▸ Short problem: Collect all lines from the listing that include the string "ehkä".

▸ Extracted material:
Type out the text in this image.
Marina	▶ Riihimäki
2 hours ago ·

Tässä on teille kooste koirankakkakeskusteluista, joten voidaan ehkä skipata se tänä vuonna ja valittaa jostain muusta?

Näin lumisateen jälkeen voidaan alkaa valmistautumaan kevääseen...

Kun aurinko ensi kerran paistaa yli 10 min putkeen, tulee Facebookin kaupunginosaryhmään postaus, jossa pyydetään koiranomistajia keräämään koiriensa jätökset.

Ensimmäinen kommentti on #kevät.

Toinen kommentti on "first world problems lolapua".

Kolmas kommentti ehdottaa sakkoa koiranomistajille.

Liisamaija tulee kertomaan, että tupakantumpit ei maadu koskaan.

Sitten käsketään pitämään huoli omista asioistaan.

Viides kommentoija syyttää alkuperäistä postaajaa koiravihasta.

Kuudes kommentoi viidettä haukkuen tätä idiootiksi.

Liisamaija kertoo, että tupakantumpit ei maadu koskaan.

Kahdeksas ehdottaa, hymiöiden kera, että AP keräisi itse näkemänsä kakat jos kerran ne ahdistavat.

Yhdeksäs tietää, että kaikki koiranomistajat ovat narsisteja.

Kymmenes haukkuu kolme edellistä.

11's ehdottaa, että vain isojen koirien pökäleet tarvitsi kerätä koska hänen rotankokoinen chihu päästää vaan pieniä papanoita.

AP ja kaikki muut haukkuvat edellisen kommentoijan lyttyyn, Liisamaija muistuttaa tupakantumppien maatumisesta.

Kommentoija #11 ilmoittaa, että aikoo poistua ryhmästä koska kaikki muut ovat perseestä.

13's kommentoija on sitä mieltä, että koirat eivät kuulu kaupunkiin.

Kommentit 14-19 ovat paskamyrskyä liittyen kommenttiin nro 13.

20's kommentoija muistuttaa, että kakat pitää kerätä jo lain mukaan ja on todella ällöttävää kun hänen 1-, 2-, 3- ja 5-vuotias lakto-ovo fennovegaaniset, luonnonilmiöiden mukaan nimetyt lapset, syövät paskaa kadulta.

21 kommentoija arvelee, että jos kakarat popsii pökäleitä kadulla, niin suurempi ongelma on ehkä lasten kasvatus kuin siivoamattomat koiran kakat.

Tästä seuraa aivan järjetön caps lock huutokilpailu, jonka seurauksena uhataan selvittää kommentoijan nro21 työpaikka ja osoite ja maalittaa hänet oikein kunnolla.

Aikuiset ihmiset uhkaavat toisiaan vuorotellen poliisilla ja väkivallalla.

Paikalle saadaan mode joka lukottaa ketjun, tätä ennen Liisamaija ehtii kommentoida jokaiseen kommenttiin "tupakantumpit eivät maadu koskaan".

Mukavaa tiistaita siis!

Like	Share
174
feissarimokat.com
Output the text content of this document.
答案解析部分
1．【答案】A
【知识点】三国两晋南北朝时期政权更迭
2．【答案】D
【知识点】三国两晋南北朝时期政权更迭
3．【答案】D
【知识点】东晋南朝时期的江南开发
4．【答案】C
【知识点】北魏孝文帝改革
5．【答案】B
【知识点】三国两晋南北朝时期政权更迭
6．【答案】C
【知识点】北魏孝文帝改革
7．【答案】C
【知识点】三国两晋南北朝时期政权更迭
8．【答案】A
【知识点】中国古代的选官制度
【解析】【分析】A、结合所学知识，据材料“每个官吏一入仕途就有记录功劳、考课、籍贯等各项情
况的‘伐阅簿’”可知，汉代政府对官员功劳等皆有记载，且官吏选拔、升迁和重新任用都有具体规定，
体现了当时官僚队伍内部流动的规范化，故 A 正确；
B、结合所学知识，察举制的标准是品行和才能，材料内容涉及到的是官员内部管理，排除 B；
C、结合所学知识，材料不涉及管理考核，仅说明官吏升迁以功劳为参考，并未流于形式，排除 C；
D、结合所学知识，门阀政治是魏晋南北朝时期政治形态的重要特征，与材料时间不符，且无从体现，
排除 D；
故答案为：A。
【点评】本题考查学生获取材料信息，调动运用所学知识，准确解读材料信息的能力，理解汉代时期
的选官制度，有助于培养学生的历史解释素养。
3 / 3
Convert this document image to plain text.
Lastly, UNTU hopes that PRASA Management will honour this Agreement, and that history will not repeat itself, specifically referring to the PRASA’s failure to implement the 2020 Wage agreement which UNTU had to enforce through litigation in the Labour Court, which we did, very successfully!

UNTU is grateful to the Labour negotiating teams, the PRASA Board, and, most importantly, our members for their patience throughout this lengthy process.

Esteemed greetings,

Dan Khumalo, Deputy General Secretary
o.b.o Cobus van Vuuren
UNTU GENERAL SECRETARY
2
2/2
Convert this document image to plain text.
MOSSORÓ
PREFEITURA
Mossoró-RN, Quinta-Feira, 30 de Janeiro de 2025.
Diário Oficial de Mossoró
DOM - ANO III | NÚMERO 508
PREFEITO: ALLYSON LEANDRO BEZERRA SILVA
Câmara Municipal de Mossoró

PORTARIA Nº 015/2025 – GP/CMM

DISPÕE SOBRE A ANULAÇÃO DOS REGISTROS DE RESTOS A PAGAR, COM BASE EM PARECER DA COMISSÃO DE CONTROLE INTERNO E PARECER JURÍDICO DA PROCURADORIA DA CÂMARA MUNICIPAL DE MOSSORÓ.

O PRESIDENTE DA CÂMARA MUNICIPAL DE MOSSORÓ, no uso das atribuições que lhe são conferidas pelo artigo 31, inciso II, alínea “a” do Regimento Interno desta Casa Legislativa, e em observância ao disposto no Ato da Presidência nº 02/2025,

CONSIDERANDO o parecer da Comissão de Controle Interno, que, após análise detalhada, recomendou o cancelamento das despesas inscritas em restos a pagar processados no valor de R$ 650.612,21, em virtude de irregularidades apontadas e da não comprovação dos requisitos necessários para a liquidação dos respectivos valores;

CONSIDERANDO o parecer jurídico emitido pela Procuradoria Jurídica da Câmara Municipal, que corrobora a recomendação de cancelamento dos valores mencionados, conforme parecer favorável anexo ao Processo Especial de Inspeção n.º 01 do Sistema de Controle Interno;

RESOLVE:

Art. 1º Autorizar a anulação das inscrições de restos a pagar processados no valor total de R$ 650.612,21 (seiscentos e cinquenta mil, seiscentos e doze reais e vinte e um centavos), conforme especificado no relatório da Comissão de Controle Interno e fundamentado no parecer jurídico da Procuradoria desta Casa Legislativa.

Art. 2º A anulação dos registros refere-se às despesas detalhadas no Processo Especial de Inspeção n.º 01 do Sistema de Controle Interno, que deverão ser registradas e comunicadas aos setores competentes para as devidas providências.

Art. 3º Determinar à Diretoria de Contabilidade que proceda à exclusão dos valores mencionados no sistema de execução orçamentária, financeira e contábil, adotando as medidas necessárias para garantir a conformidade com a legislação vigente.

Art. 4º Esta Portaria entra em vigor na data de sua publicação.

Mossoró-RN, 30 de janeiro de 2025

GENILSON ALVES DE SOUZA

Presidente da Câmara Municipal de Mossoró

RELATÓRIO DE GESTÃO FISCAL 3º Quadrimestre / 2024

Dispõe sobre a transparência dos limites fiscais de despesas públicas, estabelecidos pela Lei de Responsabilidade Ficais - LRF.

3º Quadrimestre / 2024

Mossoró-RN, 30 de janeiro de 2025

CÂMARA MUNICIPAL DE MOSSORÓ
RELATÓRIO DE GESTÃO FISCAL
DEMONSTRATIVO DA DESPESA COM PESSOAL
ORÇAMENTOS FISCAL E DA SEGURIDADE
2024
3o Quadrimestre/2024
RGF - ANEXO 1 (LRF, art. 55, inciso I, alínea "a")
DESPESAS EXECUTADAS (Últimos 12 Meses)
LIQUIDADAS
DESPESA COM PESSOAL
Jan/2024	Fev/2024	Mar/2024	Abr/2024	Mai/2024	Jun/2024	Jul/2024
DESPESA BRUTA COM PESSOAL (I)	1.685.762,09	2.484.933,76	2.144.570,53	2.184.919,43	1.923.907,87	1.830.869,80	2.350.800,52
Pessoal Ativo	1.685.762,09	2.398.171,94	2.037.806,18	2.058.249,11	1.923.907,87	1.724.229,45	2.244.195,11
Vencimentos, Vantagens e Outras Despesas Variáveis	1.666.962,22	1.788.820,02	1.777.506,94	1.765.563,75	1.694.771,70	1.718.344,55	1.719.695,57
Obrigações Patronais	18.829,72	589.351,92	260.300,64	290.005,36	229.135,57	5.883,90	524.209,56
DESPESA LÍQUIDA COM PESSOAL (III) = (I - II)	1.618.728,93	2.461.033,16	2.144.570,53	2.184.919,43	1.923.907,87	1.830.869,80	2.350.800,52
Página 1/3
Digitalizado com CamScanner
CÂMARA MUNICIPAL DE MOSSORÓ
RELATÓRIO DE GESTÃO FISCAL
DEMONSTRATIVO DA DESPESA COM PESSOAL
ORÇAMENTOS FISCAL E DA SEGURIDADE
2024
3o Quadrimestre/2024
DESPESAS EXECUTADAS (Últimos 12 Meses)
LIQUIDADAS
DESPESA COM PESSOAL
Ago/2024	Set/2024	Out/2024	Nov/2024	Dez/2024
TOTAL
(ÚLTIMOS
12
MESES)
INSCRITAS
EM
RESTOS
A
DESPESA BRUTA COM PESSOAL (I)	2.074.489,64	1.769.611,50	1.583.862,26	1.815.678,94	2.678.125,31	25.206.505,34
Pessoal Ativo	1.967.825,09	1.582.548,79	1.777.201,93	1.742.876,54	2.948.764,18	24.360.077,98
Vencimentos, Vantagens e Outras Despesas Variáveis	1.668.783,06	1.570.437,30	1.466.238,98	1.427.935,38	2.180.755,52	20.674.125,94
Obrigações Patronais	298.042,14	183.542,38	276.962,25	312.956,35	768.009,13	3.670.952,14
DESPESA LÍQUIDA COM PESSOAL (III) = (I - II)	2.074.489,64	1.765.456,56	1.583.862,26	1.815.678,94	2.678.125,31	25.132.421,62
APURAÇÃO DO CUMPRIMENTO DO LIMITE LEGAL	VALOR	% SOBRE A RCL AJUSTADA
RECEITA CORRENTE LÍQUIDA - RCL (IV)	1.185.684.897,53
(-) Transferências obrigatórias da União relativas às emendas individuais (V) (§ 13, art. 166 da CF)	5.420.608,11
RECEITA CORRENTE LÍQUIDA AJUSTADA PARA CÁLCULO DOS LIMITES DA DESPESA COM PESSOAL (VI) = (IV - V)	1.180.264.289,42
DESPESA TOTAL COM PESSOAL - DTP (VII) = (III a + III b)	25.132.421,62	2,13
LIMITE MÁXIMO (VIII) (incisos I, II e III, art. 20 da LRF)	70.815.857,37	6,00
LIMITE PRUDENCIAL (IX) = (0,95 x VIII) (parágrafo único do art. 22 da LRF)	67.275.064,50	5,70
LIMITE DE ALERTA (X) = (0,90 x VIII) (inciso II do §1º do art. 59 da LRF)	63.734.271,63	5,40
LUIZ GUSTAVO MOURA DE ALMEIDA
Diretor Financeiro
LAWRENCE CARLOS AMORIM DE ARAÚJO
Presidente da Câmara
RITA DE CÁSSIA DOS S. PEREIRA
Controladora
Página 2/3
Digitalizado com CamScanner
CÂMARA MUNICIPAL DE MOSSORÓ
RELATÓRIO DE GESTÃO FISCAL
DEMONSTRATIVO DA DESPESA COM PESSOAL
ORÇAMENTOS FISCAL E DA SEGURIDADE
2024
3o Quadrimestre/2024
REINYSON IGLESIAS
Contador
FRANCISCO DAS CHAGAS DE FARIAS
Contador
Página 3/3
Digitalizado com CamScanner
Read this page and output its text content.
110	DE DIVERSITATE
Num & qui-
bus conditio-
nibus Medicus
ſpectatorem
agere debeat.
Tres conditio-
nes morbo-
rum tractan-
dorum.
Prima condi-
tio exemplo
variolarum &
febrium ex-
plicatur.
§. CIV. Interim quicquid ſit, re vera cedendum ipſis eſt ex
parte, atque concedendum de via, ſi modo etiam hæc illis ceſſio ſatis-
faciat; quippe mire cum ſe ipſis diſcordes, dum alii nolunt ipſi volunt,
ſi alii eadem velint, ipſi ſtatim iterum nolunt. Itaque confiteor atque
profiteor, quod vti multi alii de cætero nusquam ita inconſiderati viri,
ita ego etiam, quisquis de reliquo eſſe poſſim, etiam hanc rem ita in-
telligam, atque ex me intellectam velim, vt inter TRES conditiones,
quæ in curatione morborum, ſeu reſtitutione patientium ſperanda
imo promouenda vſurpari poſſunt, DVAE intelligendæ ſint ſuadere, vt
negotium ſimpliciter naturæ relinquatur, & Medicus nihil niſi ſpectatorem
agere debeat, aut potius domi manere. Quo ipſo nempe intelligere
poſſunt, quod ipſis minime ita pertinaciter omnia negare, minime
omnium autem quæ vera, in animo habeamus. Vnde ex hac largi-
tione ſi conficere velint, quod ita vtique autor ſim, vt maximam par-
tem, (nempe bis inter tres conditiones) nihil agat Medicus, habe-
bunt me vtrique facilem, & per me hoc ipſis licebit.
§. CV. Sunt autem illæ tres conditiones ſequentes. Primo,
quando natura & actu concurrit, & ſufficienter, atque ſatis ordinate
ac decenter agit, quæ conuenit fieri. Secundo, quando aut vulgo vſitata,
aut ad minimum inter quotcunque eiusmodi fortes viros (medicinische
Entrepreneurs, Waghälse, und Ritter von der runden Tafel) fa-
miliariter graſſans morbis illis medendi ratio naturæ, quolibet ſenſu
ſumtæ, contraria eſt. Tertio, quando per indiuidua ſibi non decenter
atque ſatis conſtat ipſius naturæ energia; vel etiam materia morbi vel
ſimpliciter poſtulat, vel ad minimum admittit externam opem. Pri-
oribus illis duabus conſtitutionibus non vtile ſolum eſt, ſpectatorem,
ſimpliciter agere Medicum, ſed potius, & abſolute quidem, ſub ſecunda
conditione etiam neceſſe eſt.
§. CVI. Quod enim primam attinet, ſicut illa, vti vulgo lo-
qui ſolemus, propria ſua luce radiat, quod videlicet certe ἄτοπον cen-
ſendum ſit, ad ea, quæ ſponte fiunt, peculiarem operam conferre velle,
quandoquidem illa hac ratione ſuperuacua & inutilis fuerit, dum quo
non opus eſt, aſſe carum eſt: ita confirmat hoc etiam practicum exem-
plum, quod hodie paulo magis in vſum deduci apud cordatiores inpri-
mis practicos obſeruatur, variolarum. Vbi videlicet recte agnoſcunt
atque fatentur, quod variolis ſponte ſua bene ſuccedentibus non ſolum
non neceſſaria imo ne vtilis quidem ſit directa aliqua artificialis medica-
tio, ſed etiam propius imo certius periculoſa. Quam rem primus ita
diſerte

▸ Solved exercise:
Tässä on teille kooste koirankakkakeskusteluista, joten voidaan ehkä skipata se tänä vuonna ja valittaa jostain muusta?
21 kommentoija arvelee, että jos kakarat popsii pökäleitä kadulla, niin suurempi ongelma on ehkä lasten kasvatus kuin siivoamattomat koiran kakat.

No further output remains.